● Verilen Metin:
═══
Yaklaşık 2 saat zarfında İasos Çevre Varlıklarını Koruma ve Yaşatma Derneği Başkanı ve MÇP üyemiz Avukat Murat Kemal Gündüz’ün, tüm protestoların arasında Jandarma koruması altındaki Şirket ve Bakanlık yetkilileri ile görüşerek bir açıklama yapılması ve ‘toplantının yapılamadığına ilişkin bir tutanak tutulması’ girişimleri sonuçsuz kaldı ve yetkililer yine Jandarma koruması eşliğinde araçlarına binerek uzaklaştılar.
Bunun üzerine ‘Halkın Tutanağı’ oluşturuldu.
═══
● Gösterilen Bilgiler:
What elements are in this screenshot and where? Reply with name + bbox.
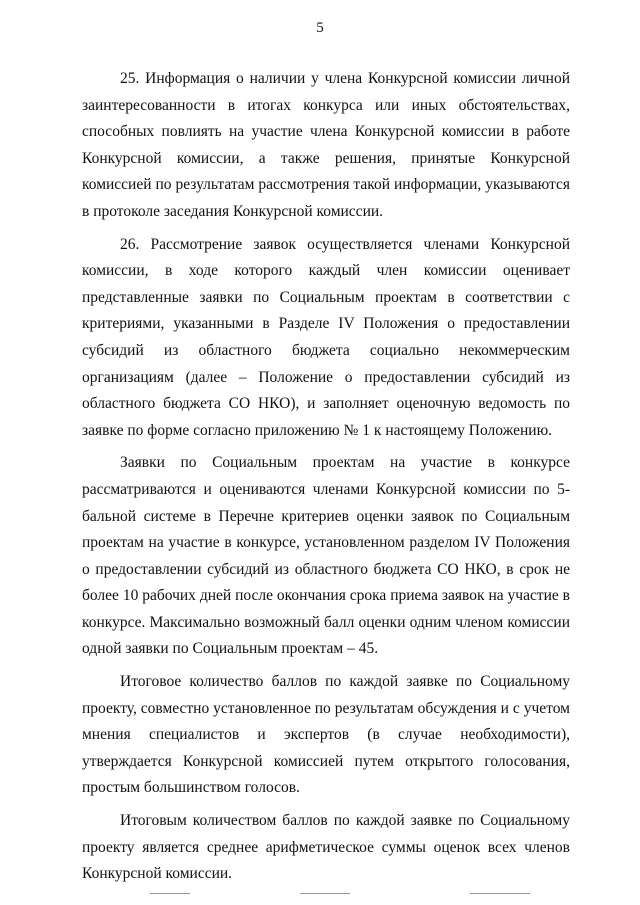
═══
● Talimat: Yukarıdaki verilen metni hiçbir kelimesini değiştirmeden baştan sona yeniden yazın.

● Çözüm:
Yaklaşık 2 saat zarfında İasos Çevre Varlıklarını Koruma ve Yaşatma Derneği Başkanı ve MÇP üyemiz Avukat Murat Kemal Gündüz’ün, tüm protestoların arasında Jandarma koruması altındaki Şirket ve Bakanlık yetkilileri ile görüşerek bir açıklama yapılması ve ‘toplantının yapılamadığına ilişkin bir tutanak tutulması’ girişimleri sonuçsuz kaldı ve yetkililer yine Jandarma koruması eşliğinde araçlarına binerek uzaklaştılar.
Bunun üzerine ‘Halkın Tutanağı’ oluşturuldu.